▸ **Excerpted data**:

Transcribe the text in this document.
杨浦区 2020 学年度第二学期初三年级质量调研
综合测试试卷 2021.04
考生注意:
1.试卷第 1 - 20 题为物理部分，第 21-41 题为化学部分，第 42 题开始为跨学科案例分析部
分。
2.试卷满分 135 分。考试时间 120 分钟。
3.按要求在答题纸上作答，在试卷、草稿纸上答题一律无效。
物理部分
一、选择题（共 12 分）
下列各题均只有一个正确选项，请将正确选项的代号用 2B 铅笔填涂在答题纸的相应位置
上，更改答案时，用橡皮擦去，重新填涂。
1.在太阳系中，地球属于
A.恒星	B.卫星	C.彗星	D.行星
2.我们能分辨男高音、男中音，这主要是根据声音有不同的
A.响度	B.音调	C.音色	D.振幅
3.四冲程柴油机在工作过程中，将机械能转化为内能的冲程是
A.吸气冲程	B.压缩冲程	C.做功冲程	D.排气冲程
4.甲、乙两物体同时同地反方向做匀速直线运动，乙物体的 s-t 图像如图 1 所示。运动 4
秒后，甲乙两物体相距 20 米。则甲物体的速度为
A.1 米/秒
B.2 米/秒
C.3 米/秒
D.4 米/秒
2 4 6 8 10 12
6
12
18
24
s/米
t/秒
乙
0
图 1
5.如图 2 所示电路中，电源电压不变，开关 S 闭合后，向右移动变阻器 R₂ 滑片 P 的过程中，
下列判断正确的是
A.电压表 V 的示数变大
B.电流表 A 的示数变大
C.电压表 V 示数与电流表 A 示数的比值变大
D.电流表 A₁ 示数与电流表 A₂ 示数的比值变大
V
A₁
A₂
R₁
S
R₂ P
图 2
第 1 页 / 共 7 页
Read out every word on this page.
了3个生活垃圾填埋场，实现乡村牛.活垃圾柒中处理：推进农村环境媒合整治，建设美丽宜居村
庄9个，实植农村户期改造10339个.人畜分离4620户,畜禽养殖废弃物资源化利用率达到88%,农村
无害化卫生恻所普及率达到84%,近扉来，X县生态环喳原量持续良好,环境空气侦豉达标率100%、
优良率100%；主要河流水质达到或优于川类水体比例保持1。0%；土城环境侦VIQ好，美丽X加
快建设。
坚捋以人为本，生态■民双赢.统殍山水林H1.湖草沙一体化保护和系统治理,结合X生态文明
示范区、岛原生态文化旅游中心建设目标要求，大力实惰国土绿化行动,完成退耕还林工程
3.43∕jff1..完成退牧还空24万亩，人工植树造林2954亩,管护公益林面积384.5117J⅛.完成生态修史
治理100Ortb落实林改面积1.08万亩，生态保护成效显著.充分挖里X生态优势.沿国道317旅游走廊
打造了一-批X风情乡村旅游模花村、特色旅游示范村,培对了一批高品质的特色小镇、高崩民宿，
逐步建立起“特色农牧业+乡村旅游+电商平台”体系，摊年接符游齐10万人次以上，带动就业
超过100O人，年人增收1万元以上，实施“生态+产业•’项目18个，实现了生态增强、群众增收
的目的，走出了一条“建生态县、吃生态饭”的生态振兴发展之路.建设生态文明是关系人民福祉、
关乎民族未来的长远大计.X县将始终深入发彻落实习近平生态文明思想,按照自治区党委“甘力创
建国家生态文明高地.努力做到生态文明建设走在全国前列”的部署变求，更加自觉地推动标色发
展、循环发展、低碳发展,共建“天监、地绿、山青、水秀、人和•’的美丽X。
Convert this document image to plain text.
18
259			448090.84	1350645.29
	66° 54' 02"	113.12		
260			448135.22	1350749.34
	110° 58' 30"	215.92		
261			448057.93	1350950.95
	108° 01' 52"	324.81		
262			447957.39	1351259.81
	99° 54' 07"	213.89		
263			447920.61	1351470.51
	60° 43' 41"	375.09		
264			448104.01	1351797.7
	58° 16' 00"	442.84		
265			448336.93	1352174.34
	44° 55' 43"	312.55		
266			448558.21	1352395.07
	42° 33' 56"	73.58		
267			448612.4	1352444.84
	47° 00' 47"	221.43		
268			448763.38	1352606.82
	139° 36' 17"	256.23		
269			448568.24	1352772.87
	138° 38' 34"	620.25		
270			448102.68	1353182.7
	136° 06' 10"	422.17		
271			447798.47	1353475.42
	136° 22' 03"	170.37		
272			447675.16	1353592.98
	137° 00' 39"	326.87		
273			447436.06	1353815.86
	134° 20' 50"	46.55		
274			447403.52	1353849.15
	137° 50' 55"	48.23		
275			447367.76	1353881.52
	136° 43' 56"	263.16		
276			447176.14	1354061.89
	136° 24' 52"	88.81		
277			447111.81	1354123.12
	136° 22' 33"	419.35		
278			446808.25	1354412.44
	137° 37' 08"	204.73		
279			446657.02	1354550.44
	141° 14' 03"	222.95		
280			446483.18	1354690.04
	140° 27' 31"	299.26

▸ **Stated goal**: Count each line where the string "document" occurs, and write only the number.

▸ **Exercise output**: 2